--- Information shown ---

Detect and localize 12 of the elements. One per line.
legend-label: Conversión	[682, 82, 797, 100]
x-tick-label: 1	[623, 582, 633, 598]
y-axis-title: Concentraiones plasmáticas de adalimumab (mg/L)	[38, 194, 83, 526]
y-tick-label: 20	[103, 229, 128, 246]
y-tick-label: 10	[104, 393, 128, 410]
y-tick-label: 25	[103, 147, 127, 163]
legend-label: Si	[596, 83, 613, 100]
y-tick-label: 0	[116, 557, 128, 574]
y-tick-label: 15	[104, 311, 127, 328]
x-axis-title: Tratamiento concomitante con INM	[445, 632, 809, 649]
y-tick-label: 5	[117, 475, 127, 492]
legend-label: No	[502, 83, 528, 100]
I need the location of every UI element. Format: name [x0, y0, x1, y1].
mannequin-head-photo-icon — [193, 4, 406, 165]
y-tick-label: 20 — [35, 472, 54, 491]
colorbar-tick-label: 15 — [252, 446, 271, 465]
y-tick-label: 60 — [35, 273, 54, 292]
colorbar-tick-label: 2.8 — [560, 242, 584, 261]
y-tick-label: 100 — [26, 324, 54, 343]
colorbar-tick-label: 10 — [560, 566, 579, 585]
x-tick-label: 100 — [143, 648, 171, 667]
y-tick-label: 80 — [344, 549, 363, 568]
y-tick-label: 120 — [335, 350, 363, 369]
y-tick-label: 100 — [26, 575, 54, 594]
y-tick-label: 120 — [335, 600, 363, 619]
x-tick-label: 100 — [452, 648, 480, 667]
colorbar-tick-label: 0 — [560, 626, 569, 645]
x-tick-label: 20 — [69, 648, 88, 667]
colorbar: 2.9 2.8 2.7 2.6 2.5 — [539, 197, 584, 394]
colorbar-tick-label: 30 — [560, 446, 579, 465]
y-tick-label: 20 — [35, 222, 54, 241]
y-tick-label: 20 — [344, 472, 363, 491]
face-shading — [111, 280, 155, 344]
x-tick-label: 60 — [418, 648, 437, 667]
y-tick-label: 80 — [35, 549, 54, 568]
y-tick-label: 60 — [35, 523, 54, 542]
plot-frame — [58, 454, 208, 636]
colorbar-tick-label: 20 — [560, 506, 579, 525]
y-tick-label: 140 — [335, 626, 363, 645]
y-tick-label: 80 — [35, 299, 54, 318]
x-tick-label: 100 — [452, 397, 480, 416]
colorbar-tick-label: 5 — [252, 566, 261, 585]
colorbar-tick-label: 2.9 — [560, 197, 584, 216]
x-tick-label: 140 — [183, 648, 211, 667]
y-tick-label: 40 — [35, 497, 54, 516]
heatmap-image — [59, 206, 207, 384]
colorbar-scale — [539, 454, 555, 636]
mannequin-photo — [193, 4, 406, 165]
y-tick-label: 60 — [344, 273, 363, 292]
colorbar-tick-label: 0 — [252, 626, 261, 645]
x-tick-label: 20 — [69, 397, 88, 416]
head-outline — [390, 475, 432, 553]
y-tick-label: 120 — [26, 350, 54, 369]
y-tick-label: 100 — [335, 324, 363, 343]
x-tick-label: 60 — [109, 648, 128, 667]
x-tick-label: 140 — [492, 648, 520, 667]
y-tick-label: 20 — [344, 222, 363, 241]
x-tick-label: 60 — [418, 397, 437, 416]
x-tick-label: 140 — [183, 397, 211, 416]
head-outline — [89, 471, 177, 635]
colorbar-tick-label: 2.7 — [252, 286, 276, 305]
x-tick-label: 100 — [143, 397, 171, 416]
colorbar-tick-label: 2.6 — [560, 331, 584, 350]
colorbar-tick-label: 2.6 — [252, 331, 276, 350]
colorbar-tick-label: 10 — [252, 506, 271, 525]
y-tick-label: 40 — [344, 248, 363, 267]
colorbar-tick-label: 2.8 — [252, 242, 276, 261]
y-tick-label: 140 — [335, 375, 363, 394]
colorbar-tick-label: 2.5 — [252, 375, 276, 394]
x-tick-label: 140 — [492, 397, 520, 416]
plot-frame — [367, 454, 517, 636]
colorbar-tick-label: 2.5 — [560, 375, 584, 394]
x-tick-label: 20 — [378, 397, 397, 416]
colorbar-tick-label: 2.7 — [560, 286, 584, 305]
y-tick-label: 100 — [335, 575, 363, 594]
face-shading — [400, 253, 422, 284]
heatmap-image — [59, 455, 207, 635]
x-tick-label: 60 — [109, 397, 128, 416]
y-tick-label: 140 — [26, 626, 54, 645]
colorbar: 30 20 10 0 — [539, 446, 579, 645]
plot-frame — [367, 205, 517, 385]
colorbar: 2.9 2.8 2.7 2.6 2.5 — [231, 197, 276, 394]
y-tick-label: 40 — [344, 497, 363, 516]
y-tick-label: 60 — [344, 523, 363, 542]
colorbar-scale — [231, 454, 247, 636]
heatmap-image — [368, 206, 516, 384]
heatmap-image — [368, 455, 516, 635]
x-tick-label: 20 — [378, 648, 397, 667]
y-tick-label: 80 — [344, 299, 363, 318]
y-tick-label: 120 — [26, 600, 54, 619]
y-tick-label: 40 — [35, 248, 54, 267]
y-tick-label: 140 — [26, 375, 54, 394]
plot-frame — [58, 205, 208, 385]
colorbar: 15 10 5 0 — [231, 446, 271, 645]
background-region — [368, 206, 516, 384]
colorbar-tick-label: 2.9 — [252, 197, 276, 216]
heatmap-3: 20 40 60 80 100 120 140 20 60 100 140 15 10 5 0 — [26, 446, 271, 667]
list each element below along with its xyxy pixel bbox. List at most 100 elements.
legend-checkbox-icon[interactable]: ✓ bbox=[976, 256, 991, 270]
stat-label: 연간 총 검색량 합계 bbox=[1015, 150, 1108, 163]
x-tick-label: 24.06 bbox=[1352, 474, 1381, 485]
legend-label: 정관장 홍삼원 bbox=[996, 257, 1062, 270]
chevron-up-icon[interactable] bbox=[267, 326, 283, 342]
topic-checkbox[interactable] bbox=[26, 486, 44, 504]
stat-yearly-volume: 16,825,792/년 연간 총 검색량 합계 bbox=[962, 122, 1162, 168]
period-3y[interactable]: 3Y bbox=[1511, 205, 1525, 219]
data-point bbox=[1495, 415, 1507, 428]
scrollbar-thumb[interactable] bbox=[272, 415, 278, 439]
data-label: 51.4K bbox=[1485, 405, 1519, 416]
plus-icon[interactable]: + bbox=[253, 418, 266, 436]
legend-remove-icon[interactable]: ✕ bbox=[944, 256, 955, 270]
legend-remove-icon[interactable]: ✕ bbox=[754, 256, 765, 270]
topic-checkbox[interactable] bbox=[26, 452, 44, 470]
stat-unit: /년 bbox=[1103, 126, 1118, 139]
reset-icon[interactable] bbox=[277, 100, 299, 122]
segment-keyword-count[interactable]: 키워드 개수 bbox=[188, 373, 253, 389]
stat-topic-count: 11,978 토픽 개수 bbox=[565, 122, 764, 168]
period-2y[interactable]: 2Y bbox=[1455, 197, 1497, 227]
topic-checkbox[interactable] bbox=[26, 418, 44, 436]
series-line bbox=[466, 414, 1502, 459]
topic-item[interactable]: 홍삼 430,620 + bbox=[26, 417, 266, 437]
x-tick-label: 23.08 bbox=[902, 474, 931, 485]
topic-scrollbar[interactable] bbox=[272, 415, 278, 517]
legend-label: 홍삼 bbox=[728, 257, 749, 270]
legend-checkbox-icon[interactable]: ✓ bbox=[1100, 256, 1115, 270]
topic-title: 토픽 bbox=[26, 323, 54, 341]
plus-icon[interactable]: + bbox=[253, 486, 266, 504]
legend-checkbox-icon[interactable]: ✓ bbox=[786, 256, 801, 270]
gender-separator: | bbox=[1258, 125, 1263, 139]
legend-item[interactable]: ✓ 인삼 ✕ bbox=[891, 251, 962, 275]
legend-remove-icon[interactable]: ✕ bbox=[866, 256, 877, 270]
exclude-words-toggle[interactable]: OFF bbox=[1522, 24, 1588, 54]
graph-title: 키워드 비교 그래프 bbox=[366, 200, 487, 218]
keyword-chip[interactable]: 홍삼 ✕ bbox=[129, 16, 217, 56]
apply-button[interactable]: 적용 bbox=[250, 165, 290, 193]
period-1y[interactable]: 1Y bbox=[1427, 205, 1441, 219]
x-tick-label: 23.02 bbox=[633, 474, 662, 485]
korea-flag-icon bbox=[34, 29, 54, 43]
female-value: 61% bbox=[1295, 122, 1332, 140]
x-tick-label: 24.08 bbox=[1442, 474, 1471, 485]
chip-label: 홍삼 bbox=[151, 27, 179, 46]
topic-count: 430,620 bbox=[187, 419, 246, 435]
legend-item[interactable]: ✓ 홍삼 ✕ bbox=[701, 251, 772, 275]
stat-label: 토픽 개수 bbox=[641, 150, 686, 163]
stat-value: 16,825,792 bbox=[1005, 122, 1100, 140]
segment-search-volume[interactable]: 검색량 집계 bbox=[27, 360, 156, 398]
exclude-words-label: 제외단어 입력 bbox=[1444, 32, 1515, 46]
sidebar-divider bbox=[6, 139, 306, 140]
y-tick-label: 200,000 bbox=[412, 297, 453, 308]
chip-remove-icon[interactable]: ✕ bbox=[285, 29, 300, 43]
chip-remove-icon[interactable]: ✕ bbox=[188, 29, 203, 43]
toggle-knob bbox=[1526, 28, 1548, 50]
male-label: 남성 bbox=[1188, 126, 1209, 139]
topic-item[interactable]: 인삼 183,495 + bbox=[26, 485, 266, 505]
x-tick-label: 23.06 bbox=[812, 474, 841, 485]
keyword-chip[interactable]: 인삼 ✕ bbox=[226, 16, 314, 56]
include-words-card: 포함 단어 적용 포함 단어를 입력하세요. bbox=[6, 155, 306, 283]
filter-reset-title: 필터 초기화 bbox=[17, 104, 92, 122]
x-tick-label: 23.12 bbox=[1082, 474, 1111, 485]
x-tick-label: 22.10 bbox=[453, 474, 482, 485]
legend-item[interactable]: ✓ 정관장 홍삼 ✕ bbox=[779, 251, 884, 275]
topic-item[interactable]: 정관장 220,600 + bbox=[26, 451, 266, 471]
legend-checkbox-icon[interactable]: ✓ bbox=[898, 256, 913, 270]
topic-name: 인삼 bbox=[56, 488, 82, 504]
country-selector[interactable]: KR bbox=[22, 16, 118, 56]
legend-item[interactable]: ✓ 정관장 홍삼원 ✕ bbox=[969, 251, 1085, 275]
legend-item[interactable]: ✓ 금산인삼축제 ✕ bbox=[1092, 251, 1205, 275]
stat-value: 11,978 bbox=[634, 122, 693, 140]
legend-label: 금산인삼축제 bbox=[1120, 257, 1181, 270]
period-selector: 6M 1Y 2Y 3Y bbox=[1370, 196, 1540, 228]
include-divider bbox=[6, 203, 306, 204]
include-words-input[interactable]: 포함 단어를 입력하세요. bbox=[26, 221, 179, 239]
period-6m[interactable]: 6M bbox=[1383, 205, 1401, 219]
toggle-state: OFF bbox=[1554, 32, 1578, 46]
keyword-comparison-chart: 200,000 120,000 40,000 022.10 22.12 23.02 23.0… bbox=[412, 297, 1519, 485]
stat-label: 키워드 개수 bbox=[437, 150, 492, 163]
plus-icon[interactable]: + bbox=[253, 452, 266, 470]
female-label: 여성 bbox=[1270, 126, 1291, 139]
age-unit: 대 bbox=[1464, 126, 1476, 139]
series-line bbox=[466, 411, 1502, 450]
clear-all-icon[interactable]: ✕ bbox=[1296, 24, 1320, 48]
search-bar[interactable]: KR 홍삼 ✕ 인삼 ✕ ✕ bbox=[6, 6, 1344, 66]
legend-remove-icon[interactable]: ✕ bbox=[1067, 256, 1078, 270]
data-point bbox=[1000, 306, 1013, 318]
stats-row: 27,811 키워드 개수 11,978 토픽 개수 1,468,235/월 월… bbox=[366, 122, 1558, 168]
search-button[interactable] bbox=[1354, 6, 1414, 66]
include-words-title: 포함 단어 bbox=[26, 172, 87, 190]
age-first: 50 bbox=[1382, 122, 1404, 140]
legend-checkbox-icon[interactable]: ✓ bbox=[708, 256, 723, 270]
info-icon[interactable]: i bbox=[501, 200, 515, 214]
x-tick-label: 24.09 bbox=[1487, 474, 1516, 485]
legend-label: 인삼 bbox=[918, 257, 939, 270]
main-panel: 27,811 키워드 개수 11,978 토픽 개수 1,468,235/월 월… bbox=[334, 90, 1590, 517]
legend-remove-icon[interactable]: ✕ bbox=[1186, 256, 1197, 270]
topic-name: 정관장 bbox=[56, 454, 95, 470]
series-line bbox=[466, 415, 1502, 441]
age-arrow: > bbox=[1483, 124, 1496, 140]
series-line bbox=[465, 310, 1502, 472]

---

**Instructions to follow:**
Reproduce the listing from its first line through the line that contains "147, 127, 163]", swapping "legend-label" for "legend-entry" and keeping everything else identical.

**Solution to this task:**
Detect and localize 12 of the elements. One per line.
legend-entry: Conversión	[682, 82, 797, 100]
x-tick-label: 1	[623, 582, 633, 598]
y-axis-title: Concentraiones plasmáticas de adalimumab (mg/L)	[38, 194, 83, 526]
y-tick-label: 20	[103, 229, 128, 246]
y-tick-label: 10	[104, 393, 128, 410]
y-tick-label: 25	[103, 147, 127, 163]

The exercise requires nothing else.